-- BEGIN Entries provided --

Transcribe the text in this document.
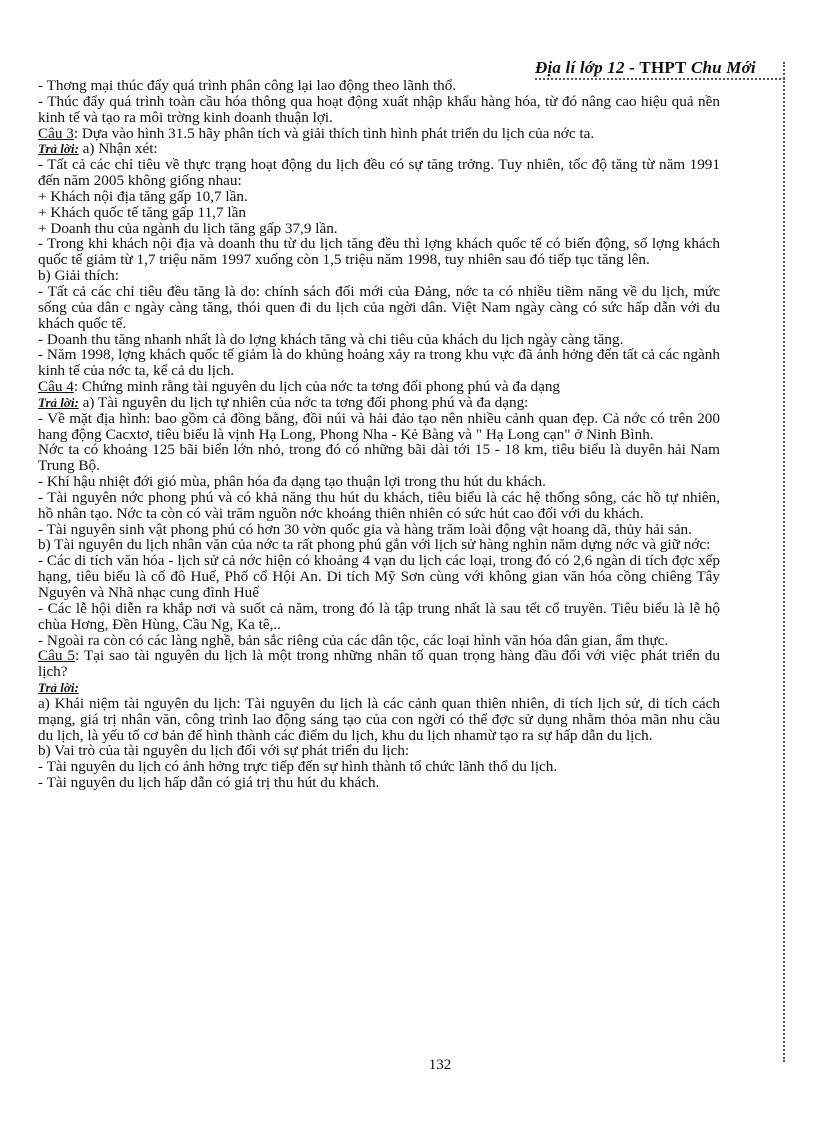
Địa lí lớp 12 - THPT Chu Mới

- Thơng mại thúc đẩy quá trình phân công lại lao động theo lãnh thổ.

- Thúc đẩy quá trình toàn cầu hóa thông qua hoạt động xuất nhập khẩu hàng hóa, từ đó nâng cao hiệu quả nền kinh tế và tạo ra môi trờng kinh doanh thuận lợi.

Câu 3: Dựa vào hình 31.5 hãy phân tích và giải thích tình hình phát triển du lịch của nớc ta.

Trả lời: a) Nhận xét:

- Tất cả các chỉ tiêu về thực trạng hoạt động du lịch đều có sự tăng trởng. Tuy nhiên, tốc độ tăng từ năm 1991 đến năm 2005 không giống nhau:

+ Khách nội địa tăng gấp 10,7 lần.

+ Khách quốc tế tăng gấp 11,7 lần

+ Doanh thu của ngành du lịch tăng gấp 37,9 lần.

- Trong khi khách nội địa và doanh thu từ du lịch tăng đều thì lợng khách quốc tế có biến động, số lợng khách quốc tế giảm từ 1,7 triệu năm 1997 xuống còn 1,5 triệu năm 1998, tuy nhiên sau đó tiếp tục tăng lên.

b) Giải thích:

- Tất cả các chỉ tiêu đều tăng là do: chính sách đổi mới của Đảng, nớc ta có nhiều tiềm năng về du lịch, mức sống của dân c ngày càng tăng, thói quen đi du lịch của ngời dân. Việt Nam ngày càng có sức hấp dẫn với du khách quốc tế.

- Doanh thu tăng nhanh nhất là do lợng khách tăng và chi tiêu của khách du lịch ngày càng tăng.

- Năm 1998, lợng khách quốc tế giảm là do khủng hoảng xảy ra trong khu vực đã ảnh hởng đến tất cả các ngành kinh tế của nớc ta, kể cả du lịch.

Câu 4: Chứng minh rằng tài nguyên du lịch của nớc ta tơng đối phong phú và đa dạng

Trả lời: a) Tài nguyên du lịch tự nhiên của nớc ta tơng đối phong phú và đa dạng:

- Về mặt địa hình: bao gồm cả đồng bằng, đồi núi và hải đảo tạo nên nhiều cảnh quan đẹp. Cả nớc có trên 200 hang động Cacxtơ, tiêu biểu là vịnh Hạ Long, Phong Nha - Kẻ Bàng và " Hạ Long cạn" ở Ninh Bình.

Nớc ta có khoảng 125 bãi biển lớn nhỏ, trong đó có những bãi dài tới 15 - 18 km, tiêu biểu là duyên hải Nam Trung Bộ.

- Khí hậu nhiệt đới gió mùa, phân hóa đa dạng tạo thuận lợi trong thu hút du khách.

- Tài nguyên nớc phong phú và có khả năng thu hút du khách, tiêu biểu là các hệ thống sông, các hồ tự nhiên, hồ nhân tạo. Nớc ta còn có vài trăm nguồn nớc khoáng thiên nhiên có sức hút cao đối với du khách.

- Tài nguyên sinh vật phong phú có hơn 30 vờn quốc gia và hàng trăm loài động vật hoang dã, thủy hải sản.

b) Tài nguyên du lịch nhân văn của nớc ta rất phong phú gắn với lịch sử hàng nghìn năm dựng nớc và giữ nớc:

- Các di tích văn hóa - lịch sử cả nớc hiện có khoảng 4 vạn du lịch các loại, trong đó có 2,6 ngàn di tích đợc xếp hạng, tiêu biểu là cố đô Huế, Phố cổ Hội An. Di tích Mỹ Sơn cùng với không gian văn hóa cồng chiêng Tây Nguyên và Nhã nhạc cung đình Huế

- Các lễ hội diễn ra khắp nơi và suốt cả năm, trong đó là tập trung nhất là sau tết cổ truyền. Tiêu biểu là lễ hộ chùa Hơng, Đền Hùng, Cầu Ng, Ka tê,..

- Ngoài ra còn có các làng nghề, bản sắc riêng của các dân tộc, các loại hình văn hóa dân gian, ẩm thực.

Câu 5: Tại sao tài nguyên du lịch là một trong những nhân tố quan trọng hàng đầu đối với việc phát triển du lịch?

Trả lời:

a) Khái niệm tài nguyên du lịch: Tài nguyên du lịch là các cảnh quan thiên nhiên, di tích lịch sử, di tích cách mạng, giá trị nhân văn, công trình lao động sáng tạo của con ngời có thể đợc sử dụng nhằm thỏa mãn nhu cầu du lịch, là yếu tố cơ bản để hình thành các điểm du lịch, khu du lịch nhamừ tạo ra sự hấp dẫn du lịch.

b) Vai trò của tài nguyên du lịch đối với sự phát triển du lịch:

- Tài nguyên du lịch có ảnh hởng trực tiếp đến sự hình thành tổ chức lãnh thổ du lịch.

- Tài nguyên du lịch hấp dẫn có giá trị thu hút du khách.

132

-- END Entries provided --

Transcribe all entries above exactly. Drop the pictures.

Transcribe the text in this document.
Địa lí lớp 12 - THPT Chu Mới

- Thơng mại thúc đẩy quá trình phân công lại lao động theo lãnh thổ.

- Thúc đẩy quá trình toàn cầu hóa thông qua hoạt động xuất nhập khẩu hàng hóa, từ đó nâng cao hiệu quả nền kinh tế và tạo ra môi trờng kinh doanh thuận lợi.

Câu 3: Dựa vào hình 31.5 hãy phân tích và giải thích tình hình phát triển du lịch của nớc ta.

Trả lời: a) Nhận xét:

- Tất cả các chỉ tiêu về thực trạng hoạt động du lịch đều có sự tăng trởng. Tuy nhiên, tốc độ tăng từ năm 1991 đến năm 2005 không giống nhau:

+ Khách nội địa tăng gấp 10,7 lần.

+ Khách quốc tế tăng gấp 11,7 lần

+ Doanh thu của ngành du lịch tăng gấp 37,9 lần.

- Trong khi khách nội địa và doanh thu từ du lịch tăng đều thì lợng khách quốc tế có biến động, số lợng khách quốc tế giảm từ 1,7 triệu năm 1997 xuống còn 1,5 triệu năm 1998, tuy nhiên sau đó tiếp tục tăng lên.

b) Giải thích:

- Tất cả các chỉ tiêu đều tăng là do: chính sách đổi mới của Đảng, nớc ta có nhiều tiềm năng về du lịch, mức sống của dân c ngày càng tăng, thói quen đi du lịch của ngời dân. Việt Nam ngày càng có sức hấp dẫn với du khách quốc tế.

- Doanh thu tăng nhanh nhất là do lợng khách tăng và chi tiêu của khách du lịch ngày càng tăng.

- Năm 1998, lợng khách quốc tế giảm là do khủng hoảng xảy ra trong khu vực đã ảnh hởng đến tất cả các ngành kinh tế của nớc ta, kể cả du lịch.

Câu 4: Chứng minh rằng tài nguyên du lịch của nớc ta tơng đối phong phú và đa dạng

Trả lời: a) Tài nguyên du lịch tự nhiên của nớc ta tơng đối phong phú và đa dạng:

- Về mặt địa hình: bao gồm cả đồng bằng, đồi núi và hải đảo tạo nên nhiều cảnh quan đẹp. Cả nớc có trên 200 hang động Cacxtơ, tiêu biểu là vịnh Hạ Long, Phong Nha - Kẻ Bàng và " Hạ Long cạn" ở Ninh Bình.

Nớc ta có khoảng 125 bãi biển lớn nhỏ, trong đó có những bãi dài tới 15 - 18 km, tiêu biểu là duyên hải Nam Trung Bộ.

- Khí hậu nhiệt đới gió mùa, phân hóa đa dạng tạo thuận lợi trong thu hút du khách.

- Tài nguyên nớc phong phú và có khả năng thu hút du khách, tiêu biểu là các hệ thống sông, các hồ tự nhiên, hồ nhân tạo. Nớc ta còn có vài trăm nguồn nớc khoáng thiên nhiên có sức hút cao đối với du khách.

- Tài nguyên sinh vật phong phú có hơn 30 vờn quốc gia và hàng trăm loài động vật hoang dã, thủy hải sản.

b) Tài nguyên du lịch nhân văn của nớc ta rất phong phú gắn với lịch sử hàng nghìn năm dựng nớc và giữ nớc:

- Các di tích văn hóa - lịch sử cả nớc hiện có khoảng 4 vạn du lịch các loại, trong đó có 2,6 ngàn di tích đợc xếp hạng, tiêu biểu là cố đô Huế, Phố cổ Hội An. Di tích Mỹ Sơn cùng với không gian văn hóa cồng chiêng Tây Nguyên và Nhã nhạc cung đình Huế

- Các lễ hội diễn ra khắp nơi và suốt cả năm, trong đó là tập trung nhất là sau tết cổ truyền. Tiêu biểu là lễ hộ chùa Hơng, Đền Hùng, Cầu Ng, Ka tê,..

- Ngoài ra còn có các làng nghề, bản sắc riêng của các dân tộc, các loại hình văn hóa dân gian, ẩm thực.

Câu 5: Tại sao tài nguyên du lịch là một trong những nhân tố quan trọng hàng đầu đối với việc phát triển du lịch?

Trả lời:

a) Khái niệm tài nguyên du lịch: Tài nguyên du lịch là các cảnh quan thiên nhiên, di tích lịch sử, di tích cách mạng, giá trị nhân văn, công trình lao động sáng tạo của con ngời có thể đợc sử dụng nhằm thỏa mãn nhu cầu du lịch, là yếu tố cơ bản để hình thành các điểm du lịch, khu du lịch nhamừ tạo ra sự hấp dẫn du lịch.

b) Vai trò của tài nguyên du lịch đối với sự phát triển du lịch:

- Tài nguyên du lịch có ảnh hởng trực tiếp đến sự hình thành tổ chức lãnh thổ du lịch.

- Tài nguyên du lịch hấp dẫn có giá trị thu hút du khách.

132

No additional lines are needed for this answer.